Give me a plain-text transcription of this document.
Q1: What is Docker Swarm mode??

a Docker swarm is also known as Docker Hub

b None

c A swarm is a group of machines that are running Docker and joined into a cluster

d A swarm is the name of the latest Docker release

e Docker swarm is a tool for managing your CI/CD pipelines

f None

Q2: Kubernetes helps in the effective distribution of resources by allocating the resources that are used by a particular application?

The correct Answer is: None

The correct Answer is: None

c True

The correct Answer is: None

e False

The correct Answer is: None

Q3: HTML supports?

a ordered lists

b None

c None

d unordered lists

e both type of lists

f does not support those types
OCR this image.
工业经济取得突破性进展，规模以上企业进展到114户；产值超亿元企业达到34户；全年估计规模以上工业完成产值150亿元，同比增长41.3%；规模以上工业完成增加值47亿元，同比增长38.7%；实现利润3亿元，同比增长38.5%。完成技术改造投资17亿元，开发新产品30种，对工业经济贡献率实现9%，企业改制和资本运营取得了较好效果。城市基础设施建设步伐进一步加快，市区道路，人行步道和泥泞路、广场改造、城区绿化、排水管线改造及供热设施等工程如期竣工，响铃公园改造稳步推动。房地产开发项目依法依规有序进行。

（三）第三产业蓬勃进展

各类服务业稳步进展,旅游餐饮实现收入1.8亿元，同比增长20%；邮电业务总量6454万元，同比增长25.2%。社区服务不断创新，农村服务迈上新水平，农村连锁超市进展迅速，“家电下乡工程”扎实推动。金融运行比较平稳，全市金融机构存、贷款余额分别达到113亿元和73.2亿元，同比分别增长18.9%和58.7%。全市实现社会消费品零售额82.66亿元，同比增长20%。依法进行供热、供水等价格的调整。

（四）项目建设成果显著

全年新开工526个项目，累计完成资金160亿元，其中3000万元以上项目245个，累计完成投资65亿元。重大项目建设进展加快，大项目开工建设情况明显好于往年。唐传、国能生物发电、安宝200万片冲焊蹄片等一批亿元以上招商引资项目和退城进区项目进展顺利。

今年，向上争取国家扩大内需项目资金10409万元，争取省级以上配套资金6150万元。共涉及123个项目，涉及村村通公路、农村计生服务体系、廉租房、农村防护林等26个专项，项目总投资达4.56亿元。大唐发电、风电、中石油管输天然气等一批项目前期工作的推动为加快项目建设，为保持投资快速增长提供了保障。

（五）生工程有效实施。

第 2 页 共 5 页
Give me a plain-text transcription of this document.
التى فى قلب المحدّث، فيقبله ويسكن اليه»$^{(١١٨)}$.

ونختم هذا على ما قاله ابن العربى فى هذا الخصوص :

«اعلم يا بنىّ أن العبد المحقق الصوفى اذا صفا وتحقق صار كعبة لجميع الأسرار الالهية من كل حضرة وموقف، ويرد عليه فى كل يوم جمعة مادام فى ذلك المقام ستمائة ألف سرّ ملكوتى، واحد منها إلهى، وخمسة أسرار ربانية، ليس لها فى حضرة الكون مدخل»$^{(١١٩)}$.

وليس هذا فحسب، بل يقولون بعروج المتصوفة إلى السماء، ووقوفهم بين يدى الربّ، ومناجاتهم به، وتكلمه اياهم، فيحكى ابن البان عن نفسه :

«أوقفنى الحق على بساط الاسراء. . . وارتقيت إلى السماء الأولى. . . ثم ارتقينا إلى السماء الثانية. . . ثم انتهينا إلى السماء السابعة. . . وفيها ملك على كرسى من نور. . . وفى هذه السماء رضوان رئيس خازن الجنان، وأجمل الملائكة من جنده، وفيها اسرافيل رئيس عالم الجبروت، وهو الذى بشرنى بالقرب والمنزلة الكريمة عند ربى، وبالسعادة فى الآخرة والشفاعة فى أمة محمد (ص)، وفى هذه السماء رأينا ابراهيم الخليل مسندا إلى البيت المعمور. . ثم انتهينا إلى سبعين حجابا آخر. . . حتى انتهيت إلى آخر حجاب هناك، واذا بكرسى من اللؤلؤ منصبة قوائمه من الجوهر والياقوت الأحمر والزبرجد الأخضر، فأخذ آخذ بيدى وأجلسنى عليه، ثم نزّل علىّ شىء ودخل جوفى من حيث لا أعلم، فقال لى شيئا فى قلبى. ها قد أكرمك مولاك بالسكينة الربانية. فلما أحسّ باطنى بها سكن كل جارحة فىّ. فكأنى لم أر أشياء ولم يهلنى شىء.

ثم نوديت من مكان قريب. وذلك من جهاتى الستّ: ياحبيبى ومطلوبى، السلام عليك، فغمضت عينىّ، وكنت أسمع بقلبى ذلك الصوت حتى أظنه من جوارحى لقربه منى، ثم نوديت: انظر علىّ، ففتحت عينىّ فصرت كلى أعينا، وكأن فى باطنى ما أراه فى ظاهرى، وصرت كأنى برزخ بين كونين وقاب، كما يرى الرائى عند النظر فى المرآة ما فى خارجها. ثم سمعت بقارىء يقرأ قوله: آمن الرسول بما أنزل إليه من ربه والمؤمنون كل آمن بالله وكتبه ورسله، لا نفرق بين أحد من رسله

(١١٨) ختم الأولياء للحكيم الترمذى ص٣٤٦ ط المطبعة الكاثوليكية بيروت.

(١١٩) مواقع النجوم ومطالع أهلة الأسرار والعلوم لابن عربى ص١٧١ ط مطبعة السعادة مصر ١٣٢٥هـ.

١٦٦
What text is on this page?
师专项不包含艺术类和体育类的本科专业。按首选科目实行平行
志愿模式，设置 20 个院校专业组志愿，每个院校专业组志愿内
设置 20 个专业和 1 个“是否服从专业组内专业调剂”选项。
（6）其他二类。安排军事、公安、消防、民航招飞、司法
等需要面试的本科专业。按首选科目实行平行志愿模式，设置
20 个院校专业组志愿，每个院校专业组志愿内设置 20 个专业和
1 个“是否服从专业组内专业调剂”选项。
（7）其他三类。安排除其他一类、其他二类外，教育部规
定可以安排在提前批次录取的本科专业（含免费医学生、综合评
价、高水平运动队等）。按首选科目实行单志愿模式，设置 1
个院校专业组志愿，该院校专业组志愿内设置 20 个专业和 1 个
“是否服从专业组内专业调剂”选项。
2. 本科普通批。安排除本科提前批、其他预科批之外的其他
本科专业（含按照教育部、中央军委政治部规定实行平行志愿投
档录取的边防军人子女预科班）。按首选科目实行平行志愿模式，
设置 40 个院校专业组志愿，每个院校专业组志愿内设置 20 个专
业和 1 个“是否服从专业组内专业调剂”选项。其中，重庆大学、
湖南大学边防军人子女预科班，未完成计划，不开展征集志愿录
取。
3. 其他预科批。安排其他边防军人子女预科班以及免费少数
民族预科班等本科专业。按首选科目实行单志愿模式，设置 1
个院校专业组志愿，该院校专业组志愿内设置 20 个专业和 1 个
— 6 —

=====

■ Your goal: Every line of the material must be returned exactly as it appears.

■ Exercise response:
Give me a plain-text transcription of this document.
Q1: What is Docker Swarm mode??

a Docker swarm is also known as Docker Hub

b None

c A swarm is a group of machines that are running Docker and joined into a cluster

d A swarm is the name of the latest Docker release

e Docker swarm is a tool for managing your CI/CD pipelines

f None

Q2: Kubernetes helps in the effective distribution of resources by allocating the resources that are used by a particular application?

The correct Answer is: None

The correct Answer is: None

c True

The correct Answer is: None

e False

The correct Answer is: None

Q3: HTML supports?

a ordered lists

b None

c None

d unordered lists

e both type of lists

f does not support those types
OCR this image.
工业经济取得突破性进展，规模以上企业进展到114户；产值超亿元企业达到34户；全年估计规模以上工业完成产值150亿元，同比增长41.3%；规模以上工业完成增加值47亿元，同比增长38.7%；实现利润3亿元，同比增长38.5%。完成技术改造投资17亿元，开发新产品30种，对工业经济贡献率实现9%，企业改制和资本运营取得了较好效果。城市基础设施建设步伐进一步加快，市区道路，人行步道和泥泞路、广场改造、城区绿化、排水管线改造及供热设施等工程如期竣工，响铃公园改造稳步推动。房地产开发项目依法依规有序进行。

（三）第三产业蓬勃进展

各类服务业稳步进展,旅游餐饮实现收入1.8亿元，同比增长20%；邮电业务总量6454万元，同比增长25.2%。社区服务不断创新，农村服务迈上新水平，农村连锁超市进展迅速，“家电下乡工程”扎实推动。金融运行比较平稳，全市金融机构存、贷款余额分别达到113亿元和73.2亿元，同比分别增长18.9%和58.7%。全市实现社会消费品零售额82.66亿元，同比增长20%。依法进行供热、供水等价格的调整。

（四）项目建设成果显著

全年新开工526个项目，累计完成资金160亿元，其中3000万元以上项目245个，累计完成投资65亿元。重大项目建设进展加快，大项目开工建设情况明显好于往年。唐传、国能生物发电、安宝200万片冲焊蹄片等一批亿元以上招商引资项目和退城进区项目进展顺利。

今年，向上争取国家扩大内需项目资金10409万元，争取省级以上配套资金6150万元。共涉及123个项目，涉及村村通公路、农村计生服务体系、廉租房、农村防护林等26个专项，项目总投资达4.56亿元。大唐发电、风电、中石油管输天然气等一批项目前期工作的推动为加快项目建设，为保持投资快速增长提供了保障。

（五）生工程有效实施。

第 2 页 共 5 页
Give me a plain-text transcription of this document.
التى فى قلب المحدّث، فيقبله ويسكن اليه»$^{(١١٨)}$.

ونختم هذا على ما قاله ابن العربى فى هذا الخصوص :

«اعلم يا بنىّ أن العبد المحقق الصوفى اذا صفا وتحقق صار كعبة لجميع الأسرار الالهية من كل حضرة وموقف، ويرد عليه فى كل يوم جمعة مادام فى ذلك المقام ستمائة ألف سرّ ملكوتى، واحد منها إلهى، وخمسة أسرار ربانية، ليس لها فى حضرة الكون مدخل»$^{(١١٩)}$.

وليس هذا فحسب، بل يقولون بعروج المتصوفة إلى السماء، ووقوفهم بين يدى الربّ، ومناجاتهم به، وتكلمه اياهم، فيحكى ابن البان عن نفسه :

«أوقفنى الحق على بساط الاسراء. . . وارتقيت إلى السماء الأولى. . . ثم ارتقينا إلى السماء الثانية. . . ثم انتهينا إلى السماء السابعة. . . وفيها ملك على كرسى من نور. . . وفى هذه السماء رضوان رئيس خازن الجنان، وأجمل الملائكة من جنده، وفيها اسرافيل رئيس عالم الجبروت، وهو الذى بشرنى بالقرب والمنزلة الكريمة عند ربى، وبالسعادة فى الآخرة والشفاعة فى أمة محمد (ص)، وفى هذه السماء رأينا ابراهيم الخليل مسندا إلى البيت المعمور. . ثم انتهينا إلى سبعين حجابا آخر. . . حتى انتهيت إلى آخر حجاب هناك، واذا بكرسى من اللؤلؤ منصبة قوائمه من الجوهر والياقوت الأحمر والزبرجد الأخضر، فأخذ آخذ بيدى وأجلسنى عليه، ثم نزّل علىّ شىء ودخل جوفى من حيث لا أعلم، فقال لى شيئا فى قلبى. ها قد أكرمك مولاك بالسكينة الربانية. فلما أحسّ باطنى بها سكن كل جارحة فىّ. فكأنى لم أر أشياء ولم يهلنى شىء.

ثم نوديت من مكان قريب. وذلك من جهاتى الستّ: ياحبيبى ومطلوبى، السلام عليك، فغمضت عينىّ، وكنت أسمع بقلبى ذلك الصوت حتى أظنه من جوارحى لقربه منى، ثم نوديت: انظر علىّ، ففتحت عينىّ فصرت كلى أعينا، وكأن فى باطنى ما أراه فى ظاهرى، وصرت كأنى برزخ بين كونين وقاب، كما يرى الرائى عند النظر فى المرآة ما فى خارجها. ثم سمعت بقارىء يقرأ قوله: آمن الرسول بما أنزل إليه من ربه والمؤمنون كل آمن بالله وكتبه ورسله، لا نفرق بين أحد من رسله

(١١٨) ختم الأولياء للحكيم الترمذى ص٣٤٦ ط المطبعة الكاثوليكية بيروت.

(١١٩) مواقع النجوم ومطالع أهلة الأسرار والعلوم لابن عربى ص١٧١ ط مطبعة السعادة مصر ١٣٢٥هـ.

١٦٦
What text is on this page?
师专项不包含艺术类和体育类的本科专业。按首选科目实行平行
志愿模式，设置 20 个院校专业组志愿，每个院校专业组志愿内
设置 20 个专业和 1 个“是否服从专业组内专业调剂”选项。
（6）其他二类。安排军事、公安、消防、民航招飞、司法
等需要面试的本科专业。按首选科目实行平行志愿模式，设置
20 个院校专业组志愿，每个院校专业组志愿内设置 20 个专业和
1 个“是否服从专业组内专业调剂”选项。
（7）其他三类。安排除其他一类、其他二类外，教育部规
定可以安排在提前批次录取的本科专业（含免费医学生、综合评
价、高水平运动队等）。按首选科目实行单志愿模式，设置 1
个院校专业组志愿，该院校专业组志愿内设置 20 个专业和 1 个
“是否服从专业组内专业调剂”选项。
2. 本科普通批。安排除本科提前批、其他预科批之外的其他
本科专业（含按照教育部、中央军委政治部规定实行平行志愿投
档录取的边防军人子女预科班）。按首选科目实行平行志愿模式，
设置 40 个院校专业组志愿，每个院校专业组志愿内设置 20 个专
业和 1 个“是否服从专业组内专业调剂”选项。其中，重庆大学、
湖南大学边防军人子女预科班，未完成计划，不开展征集志愿录
取。
3. 其他预科批。安排其他边防军人子女预科班以及免费少数
民族预科班等本科专业。按首选科目实行单志愿模式，设置 1
个院校专业组志愿，该院校专业组志愿内设置 20 个专业和 1 个
— 6 —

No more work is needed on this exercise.